Auszug -
>>>>>
Dolls (#) von Takeshi Kitano. Japan, 2002. Miho Kanno, Hidetoshi Nishijama, Tsuya Mihashi, Chieko Matsubara

   Meister Kitano hat seinem letzthin gepflegten Brachialstil kurzfristig abgeschworen, worüber ich persönlich gar nicht böse bin, denn „Brother“ hat den Bogen für meinen Geschmack schon arg überspannt. An die Stelle jäher Gewaltexplosionen ist eine sehr langsame, meditative, der Tradition alter japanischer Puppenspieler verpflichtete Ballade getreten, die vielerorts wegen ihrer Schönheit und Tiefe gerühmt wird, die jedoch, ich gestehe es mit Scham, ein wenig an mir vorübergezogen ist. Kitano öffnet und schließt mit einem Puppenspiel, in dem die zentrale Geschichte seines Films in ihrer Essenz vorgestellt wird: Ein Paar ringt um seine Liebe, hin und hergerissen zwischen Enttäuschung, Zorn, Hoffnung und der verbindenden gemeinsamen Vergangenheit. Im Film dann sehen wir ein verhindertes Hochzeitspaar, das, durch ein langes Band aneinander gebunden, auf endlosen Wegen durch (zugegeben äußerst schöne) Herbst- und Winterlandschaften zieht, ständig in veränderten Kostümen, schicksalhaft verkettet, leidend in der Unfreiheit und dennoch getrieben von einem inneren Impuls und der Aussicht, vielleicht doch noch einmal zueinander zu finden. Drumherum spielen sich andere kleine Geschichten ab: Eine Frau wartet Jahrzehnte auf einen Mann, jeden Mittag mit dem Essen auf einer Bank. Dieser Mann ist mittlerweile ein Yakuza geworden (Anlaß zu einem kurzen und wenig ausgegorenen Ausflug in Takeshis altbekannte Welt) und durch Zufall trifft er wieder auf die Frau, erkennt schlagartig, welche Hoffnungen er ihr einst gemacht hat und wie gedankenlos er damit umgegangen ist. Und dann gibt es noch eine dritte, allerdings kaum ausgearbeitete Episode um eine Popsängerin, die bei einem Unfall verunstaltet wird.
<<<<<
Quelldaten -
>>>>>
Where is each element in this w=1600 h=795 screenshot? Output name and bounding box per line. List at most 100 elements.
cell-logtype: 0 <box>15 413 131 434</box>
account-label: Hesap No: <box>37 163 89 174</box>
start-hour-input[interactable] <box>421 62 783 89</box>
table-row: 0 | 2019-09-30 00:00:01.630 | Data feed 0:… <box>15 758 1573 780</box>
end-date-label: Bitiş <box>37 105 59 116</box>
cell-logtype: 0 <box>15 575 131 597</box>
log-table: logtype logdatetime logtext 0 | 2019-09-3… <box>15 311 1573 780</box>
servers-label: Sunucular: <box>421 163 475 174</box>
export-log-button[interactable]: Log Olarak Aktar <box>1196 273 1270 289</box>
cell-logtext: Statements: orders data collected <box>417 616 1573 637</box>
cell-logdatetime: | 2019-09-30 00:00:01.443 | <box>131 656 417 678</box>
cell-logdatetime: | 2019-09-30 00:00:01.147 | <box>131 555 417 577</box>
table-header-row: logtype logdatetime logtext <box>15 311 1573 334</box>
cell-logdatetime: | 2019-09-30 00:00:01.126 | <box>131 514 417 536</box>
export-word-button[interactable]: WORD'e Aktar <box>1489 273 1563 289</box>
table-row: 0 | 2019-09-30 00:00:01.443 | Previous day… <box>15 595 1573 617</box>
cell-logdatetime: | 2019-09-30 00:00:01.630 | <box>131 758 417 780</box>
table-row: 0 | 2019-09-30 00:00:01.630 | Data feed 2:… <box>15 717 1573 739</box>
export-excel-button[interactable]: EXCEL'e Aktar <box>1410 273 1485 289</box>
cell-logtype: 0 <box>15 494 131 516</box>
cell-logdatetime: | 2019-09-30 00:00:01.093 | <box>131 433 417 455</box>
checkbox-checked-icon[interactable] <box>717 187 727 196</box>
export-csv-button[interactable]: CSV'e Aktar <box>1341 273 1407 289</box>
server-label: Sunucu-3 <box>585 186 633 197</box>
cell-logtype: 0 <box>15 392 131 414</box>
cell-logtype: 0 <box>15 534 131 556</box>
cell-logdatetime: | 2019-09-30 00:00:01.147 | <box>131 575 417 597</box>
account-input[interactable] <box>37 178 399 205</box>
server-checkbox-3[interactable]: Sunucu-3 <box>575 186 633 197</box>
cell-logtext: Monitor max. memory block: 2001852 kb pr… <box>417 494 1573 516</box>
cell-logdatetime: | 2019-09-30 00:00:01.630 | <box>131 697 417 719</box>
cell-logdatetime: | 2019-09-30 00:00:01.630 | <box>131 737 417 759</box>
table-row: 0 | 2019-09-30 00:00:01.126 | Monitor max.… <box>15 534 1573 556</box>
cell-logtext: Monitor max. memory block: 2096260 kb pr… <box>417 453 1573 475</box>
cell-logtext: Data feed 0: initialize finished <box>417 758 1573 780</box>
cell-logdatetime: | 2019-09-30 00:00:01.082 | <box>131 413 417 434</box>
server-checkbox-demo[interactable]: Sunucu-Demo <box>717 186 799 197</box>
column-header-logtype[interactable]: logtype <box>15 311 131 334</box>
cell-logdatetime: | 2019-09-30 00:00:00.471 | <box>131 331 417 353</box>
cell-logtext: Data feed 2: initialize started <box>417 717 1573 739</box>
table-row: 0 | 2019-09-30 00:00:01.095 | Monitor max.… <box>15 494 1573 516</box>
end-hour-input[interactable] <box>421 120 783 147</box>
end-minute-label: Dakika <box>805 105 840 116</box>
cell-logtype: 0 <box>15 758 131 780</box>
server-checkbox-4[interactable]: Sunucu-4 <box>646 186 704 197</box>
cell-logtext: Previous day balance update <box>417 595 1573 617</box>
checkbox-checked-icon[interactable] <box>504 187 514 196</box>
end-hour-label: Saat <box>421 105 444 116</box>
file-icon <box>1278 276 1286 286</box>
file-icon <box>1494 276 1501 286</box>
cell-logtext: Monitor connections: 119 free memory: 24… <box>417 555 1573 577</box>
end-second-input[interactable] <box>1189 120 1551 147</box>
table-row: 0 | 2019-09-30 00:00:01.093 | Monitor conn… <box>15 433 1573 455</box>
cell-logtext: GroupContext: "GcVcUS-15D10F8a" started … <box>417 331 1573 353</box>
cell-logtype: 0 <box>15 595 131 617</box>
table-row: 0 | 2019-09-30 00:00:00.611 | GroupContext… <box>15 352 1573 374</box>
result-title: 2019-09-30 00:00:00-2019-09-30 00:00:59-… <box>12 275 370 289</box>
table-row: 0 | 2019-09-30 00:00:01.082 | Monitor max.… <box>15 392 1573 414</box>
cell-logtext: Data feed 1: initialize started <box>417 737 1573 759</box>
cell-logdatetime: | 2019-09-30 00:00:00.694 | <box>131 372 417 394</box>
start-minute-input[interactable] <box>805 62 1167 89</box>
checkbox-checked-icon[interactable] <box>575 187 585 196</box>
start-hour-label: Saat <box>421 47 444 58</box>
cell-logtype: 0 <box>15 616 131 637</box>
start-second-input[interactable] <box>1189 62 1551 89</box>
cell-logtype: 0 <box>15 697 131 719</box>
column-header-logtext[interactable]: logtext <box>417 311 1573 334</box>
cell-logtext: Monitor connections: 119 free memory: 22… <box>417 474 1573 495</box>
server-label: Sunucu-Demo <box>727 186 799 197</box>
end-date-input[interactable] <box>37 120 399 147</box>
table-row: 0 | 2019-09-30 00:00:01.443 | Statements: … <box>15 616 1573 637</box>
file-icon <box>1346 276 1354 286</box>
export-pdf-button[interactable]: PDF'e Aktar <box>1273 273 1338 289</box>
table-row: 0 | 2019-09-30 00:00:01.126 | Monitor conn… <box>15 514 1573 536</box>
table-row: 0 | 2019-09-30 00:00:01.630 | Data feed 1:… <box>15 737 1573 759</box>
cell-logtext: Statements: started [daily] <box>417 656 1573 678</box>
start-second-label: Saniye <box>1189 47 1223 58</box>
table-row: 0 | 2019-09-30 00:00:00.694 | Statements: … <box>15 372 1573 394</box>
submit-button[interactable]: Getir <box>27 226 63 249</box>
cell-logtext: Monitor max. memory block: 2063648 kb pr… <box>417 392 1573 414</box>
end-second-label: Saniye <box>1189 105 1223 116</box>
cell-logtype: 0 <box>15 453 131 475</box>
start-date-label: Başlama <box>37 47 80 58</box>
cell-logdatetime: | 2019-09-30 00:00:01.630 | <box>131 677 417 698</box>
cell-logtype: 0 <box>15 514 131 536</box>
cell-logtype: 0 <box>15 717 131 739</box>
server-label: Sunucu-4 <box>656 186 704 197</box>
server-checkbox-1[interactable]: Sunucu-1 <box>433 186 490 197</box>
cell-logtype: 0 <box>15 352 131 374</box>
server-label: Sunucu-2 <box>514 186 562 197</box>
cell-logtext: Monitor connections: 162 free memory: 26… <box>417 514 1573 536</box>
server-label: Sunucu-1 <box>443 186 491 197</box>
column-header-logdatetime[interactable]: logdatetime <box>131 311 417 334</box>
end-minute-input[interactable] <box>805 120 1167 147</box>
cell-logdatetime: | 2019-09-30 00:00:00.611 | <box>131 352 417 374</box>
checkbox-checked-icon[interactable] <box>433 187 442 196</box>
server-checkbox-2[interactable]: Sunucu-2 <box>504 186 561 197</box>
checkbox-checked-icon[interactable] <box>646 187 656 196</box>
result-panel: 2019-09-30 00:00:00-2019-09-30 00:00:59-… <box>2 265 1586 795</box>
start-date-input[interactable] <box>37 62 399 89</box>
<<<<<
Aufgaben -
- A) Welche Personen nennt die Filmbesprechung zu „Dolls“ in ihrer ersten Zeile nach der Angabe „Japan, 2002“? Zählen Sie alle auf.
- B) Setzen Sie die Filmbesprechung zu „Dolls“ im Anschluss an den Satz über die Popsängerin fort.

Antworten -
- A) Miho Kanno, Hidetoshi Nishijama, Tsuya Mihashi, Chieko Matsubara

- B)
 

   Alles für sich genommen ganz nett und durchaus zum Teil mit Tiefgang, doch in dieser Form zusammengerafft haben mich die Geschichten nicht besonders bewegt. Kitano setzt auf Langsamkeit, was in diesen hektischen Zeiten sicherlich eine große Tugend ist, aber vor allem im letzten Drittel zieht sich die Odyssee des Paares durch die Lande endlos dahin, und zumindest für mich ist dabei kaum etwas herübergekommen mit Ausnahme der schönen Bilder. Die zugrundeliegenden Absichten mögen schon klar sein – eine Reflektion über elementare zwischenmenschliche Zustände und Gefühle, jeglicher konkreter Zeitbezüge enthoben - obwohl die Episoden im Hier und Jetzt angesiedelt sind, haben sie einen archaischen Charakter. Die Japaner haben aus solchen Stoffen schon etliche Meisterwerke hervorgebracht, nur waren die dann aufregender, fesselnder als dieser Film, der mir fremd geblieben und für mich irgendwie in weiter Ferne abgelaufen ist, so wie eine Vision am Horizont, hübsch anzusehen, aber doch unverbindlich. (18.11.)